Task to carry out> Repeat the lines below exactly as they appear, but leave out the images.

Dataset rows>
────────
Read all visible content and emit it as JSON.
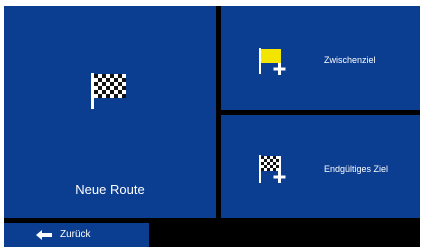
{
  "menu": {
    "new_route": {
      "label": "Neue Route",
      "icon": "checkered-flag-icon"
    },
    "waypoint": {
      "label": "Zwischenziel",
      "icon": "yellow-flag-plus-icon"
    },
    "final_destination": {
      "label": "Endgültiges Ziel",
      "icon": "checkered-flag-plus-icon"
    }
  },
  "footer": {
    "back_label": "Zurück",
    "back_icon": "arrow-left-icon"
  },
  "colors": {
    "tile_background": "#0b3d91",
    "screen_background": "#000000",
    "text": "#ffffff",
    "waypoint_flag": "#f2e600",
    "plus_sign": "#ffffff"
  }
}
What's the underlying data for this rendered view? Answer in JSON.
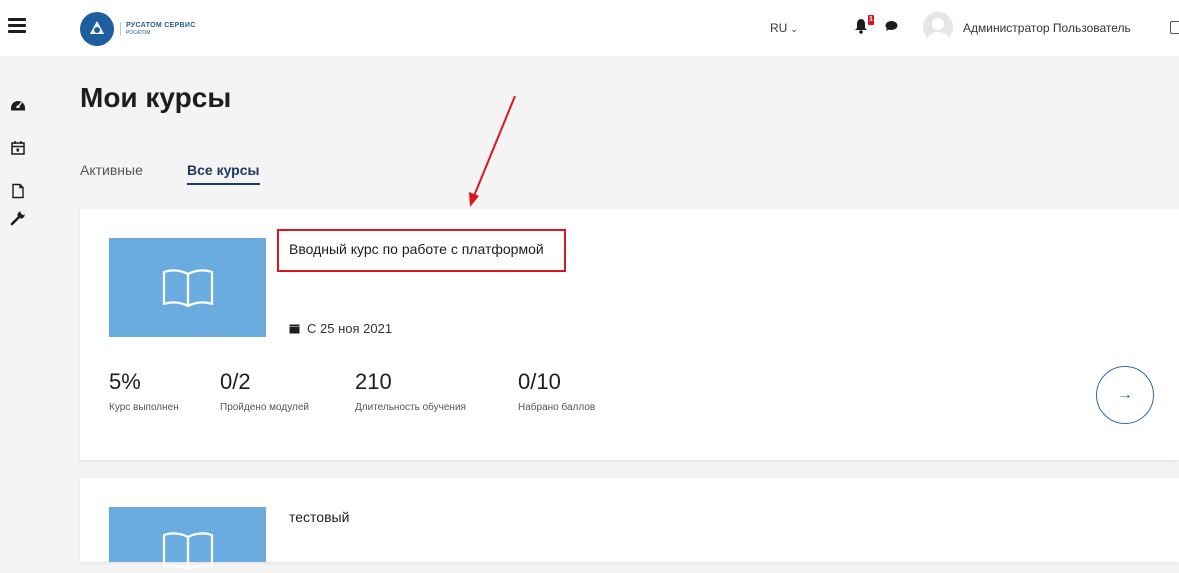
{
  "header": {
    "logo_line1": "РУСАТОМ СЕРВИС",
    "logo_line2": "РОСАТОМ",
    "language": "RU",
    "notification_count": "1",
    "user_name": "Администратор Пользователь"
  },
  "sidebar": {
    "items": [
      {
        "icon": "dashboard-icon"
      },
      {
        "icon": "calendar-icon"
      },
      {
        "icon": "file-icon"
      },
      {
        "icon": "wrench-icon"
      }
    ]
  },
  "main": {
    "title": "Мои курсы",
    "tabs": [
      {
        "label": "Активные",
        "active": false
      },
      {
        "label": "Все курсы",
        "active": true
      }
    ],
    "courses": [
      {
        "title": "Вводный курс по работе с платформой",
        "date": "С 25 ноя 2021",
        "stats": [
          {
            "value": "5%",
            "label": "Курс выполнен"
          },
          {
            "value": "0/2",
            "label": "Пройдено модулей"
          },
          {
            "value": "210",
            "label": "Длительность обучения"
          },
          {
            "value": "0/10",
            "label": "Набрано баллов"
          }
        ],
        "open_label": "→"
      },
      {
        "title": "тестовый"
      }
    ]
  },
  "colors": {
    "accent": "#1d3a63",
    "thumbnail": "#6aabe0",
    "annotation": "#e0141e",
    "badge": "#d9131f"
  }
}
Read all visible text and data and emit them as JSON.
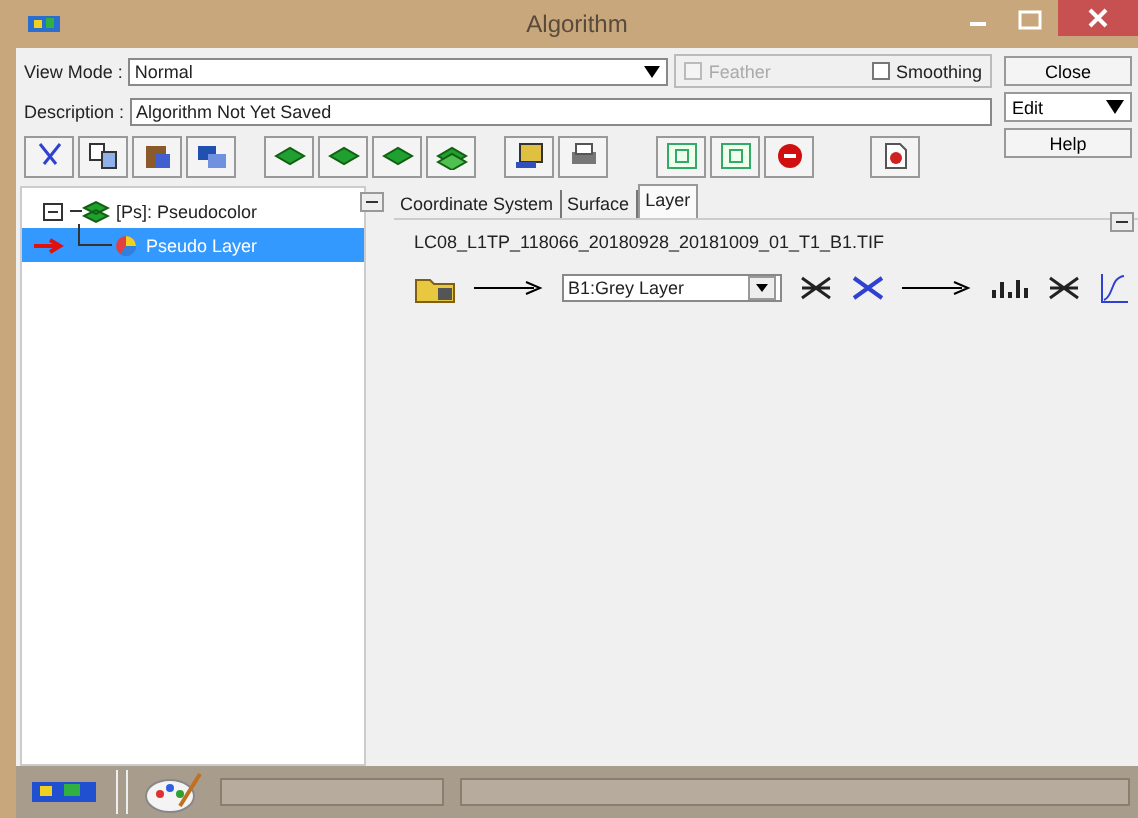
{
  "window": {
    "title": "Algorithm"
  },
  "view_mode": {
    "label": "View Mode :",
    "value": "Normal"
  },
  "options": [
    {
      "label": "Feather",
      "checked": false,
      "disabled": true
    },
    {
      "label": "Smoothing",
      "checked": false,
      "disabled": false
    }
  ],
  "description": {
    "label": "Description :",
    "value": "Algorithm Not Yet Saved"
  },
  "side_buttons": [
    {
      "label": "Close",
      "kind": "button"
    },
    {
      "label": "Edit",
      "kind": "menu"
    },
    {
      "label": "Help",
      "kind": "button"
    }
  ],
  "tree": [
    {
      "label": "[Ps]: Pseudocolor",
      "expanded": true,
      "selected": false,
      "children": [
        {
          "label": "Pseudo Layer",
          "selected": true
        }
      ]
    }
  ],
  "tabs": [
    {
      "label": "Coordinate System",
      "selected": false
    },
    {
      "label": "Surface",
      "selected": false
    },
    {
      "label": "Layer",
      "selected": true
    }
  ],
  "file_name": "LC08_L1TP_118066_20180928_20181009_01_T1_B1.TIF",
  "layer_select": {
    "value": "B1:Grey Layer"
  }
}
────────
Solution for this exercise>
Read all visible content and emit it as JSON.
{
  "menu": {
    "new_route": {
      "label": "Neue Route",
      "icon": "checkered-flag-icon"
    },
    "waypoint": {
      "label": "Zwischenziel",
      "icon": "yellow-flag-plus-icon"
    },
    "final_destination": {
      "label": "Endgültiges Ziel",
      "icon": "checkered-flag-plus-icon"
    }
  },
  "footer": {
    "back_label": "Zurück",
    "back_icon": "arrow-left-icon"
  },
  "colors": {
    "tile_background": "#0b3d91",
    "screen_background": "#000000",
    "text": "#ffffff",
    "waypoint_flag": "#f2e600",
    "plus_sign": "#ffffff"
  }
}
What's the underlying data for this rendered view? Answer in JSON.
{
  "header": {
    "logo_line1": "РУСАТОМ СЕРВИС",
    "logo_line2": "РОСАТОМ",
    "language": "RU",
    "notification_count": "1",
    "user_name": "Администратор Пользователь"
  },
  "sidebar": {
    "items": [
      {
        "icon": "dashboard-icon"
      },
      {
        "icon": "calendar-icon"
      },
      {
        "icon": "file-icon"
      },
      {
        "icon": "wrench-icon"
      }
    ]
  },
  "main": {
    "title": "Мои курсы",
    "tabs": [
      {
        "label": "Активные",
        "active": false
      },
      {
        "label": "Все курсы",
        "active": true
      }
    ],
    "courses": [
      {
        "title": "Вводный курс по работе с платформой",
        "date": "С 25 ноя 2021",
        "stats": [
          {
            "value": "5%",
            "label": "Курс выполнен"
          },
          {
            "value": "0/2",
            "label": "Пройдено модулей"
          },
          {
            "value": "210",
            "label": "Длительность обучения"
          },
          {
            "value": "0/10",
            "label": "Набрано баллов"
          }
        ],
        "open_label": "→"
      },
      {
        "title": "тестовый"
      }
    ]
  },
  "colors": {
    "accent": "#1d3a63",
    "thumbnail": "#6aabe0",
    "annotation": "#e0141e",
    "badge": "#d9131f"
  }
}
Read all visible text and data and emit them as JSON.
{
  "window": {
    "title": "Algorithm"
  },
  "view_mode": {
    "label": "View Mode :",
    "value": "Normal"
  },
  "options": [
    {
      "label": "Feather",
      "checked": false,
      "disabled": true
    },
    {
      "label": "Smoothing",
      "checked": false,
      "disabled": false
    }
  ],
  "description": {
    "label": "Description :",
    "value": "Algorithm Not Yet Saved"
  },
  "side_buttons": [
    {
      "label": "Close",
      "kind": "button"
    },
    {
      "label": "Edit",
      "kind": "menu"
    },
    {
      "label": "Help",
      "kind": "button"
    }
  ],
  "tree": [
    {
      "label": "[Ps]: Pseudocolor",
      "expanded": true,
      "selected": false,
      "children": [
        {
          "label": "Pseudo Layer",
          "selected": true
        }
      ]
    }
  ],
  "tabs": [
    {
      "label": "Coordinate System",
      "selected": false
    },
    {
      "label": "Surface",
      "selected": false
    },
    {
      "label": "Layer",
      "selected": true
    }
  ],
  "file_name": "LC08_L1TP_118066_20180928_20181009_01_T1_B1.TIF",
  "layer_select": {
    "value": "B1:Grey Layer"
  }
}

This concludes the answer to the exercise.